## Problem to work on
In the data, extract each line that holds the string "replies".

(Stored data entries)
====

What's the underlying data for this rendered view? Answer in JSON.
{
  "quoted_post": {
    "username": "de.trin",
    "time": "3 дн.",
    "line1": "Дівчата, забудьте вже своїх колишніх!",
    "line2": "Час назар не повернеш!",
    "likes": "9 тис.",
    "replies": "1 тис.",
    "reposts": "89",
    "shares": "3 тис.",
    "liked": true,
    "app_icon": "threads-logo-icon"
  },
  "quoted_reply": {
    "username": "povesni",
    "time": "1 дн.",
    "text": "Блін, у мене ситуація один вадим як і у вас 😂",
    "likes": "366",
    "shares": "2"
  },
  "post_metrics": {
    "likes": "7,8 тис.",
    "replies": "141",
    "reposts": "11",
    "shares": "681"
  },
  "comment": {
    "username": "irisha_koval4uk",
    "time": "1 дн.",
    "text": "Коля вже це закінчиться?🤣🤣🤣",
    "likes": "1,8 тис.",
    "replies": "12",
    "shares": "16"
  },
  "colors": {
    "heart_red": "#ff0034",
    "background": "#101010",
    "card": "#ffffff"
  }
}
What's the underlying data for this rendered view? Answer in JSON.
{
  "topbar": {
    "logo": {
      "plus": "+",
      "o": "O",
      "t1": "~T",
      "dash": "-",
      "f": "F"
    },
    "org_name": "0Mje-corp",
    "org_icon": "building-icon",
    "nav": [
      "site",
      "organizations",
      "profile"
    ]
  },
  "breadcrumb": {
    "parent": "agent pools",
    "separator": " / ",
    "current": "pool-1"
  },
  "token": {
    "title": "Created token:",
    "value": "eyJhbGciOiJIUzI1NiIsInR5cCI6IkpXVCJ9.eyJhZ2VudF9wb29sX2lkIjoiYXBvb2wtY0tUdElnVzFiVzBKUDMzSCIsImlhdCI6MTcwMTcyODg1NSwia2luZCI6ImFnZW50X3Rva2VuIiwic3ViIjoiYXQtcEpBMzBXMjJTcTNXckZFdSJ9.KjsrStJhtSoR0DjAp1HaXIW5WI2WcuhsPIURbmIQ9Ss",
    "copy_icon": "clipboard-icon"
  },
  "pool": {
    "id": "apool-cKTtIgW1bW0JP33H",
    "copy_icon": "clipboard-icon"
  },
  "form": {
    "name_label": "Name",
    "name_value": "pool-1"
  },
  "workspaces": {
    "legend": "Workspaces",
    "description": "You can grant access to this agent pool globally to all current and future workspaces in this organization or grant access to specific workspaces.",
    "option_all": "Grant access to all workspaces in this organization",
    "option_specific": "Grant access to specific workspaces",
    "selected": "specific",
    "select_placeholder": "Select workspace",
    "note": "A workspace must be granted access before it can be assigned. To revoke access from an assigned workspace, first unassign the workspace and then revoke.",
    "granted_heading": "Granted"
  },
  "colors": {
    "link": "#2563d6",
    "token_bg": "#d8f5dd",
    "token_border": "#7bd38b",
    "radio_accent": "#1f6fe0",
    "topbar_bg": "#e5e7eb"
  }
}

====

## Final result
    "replies": "1 тис.",
    "replies": "141",
    "replies": "12",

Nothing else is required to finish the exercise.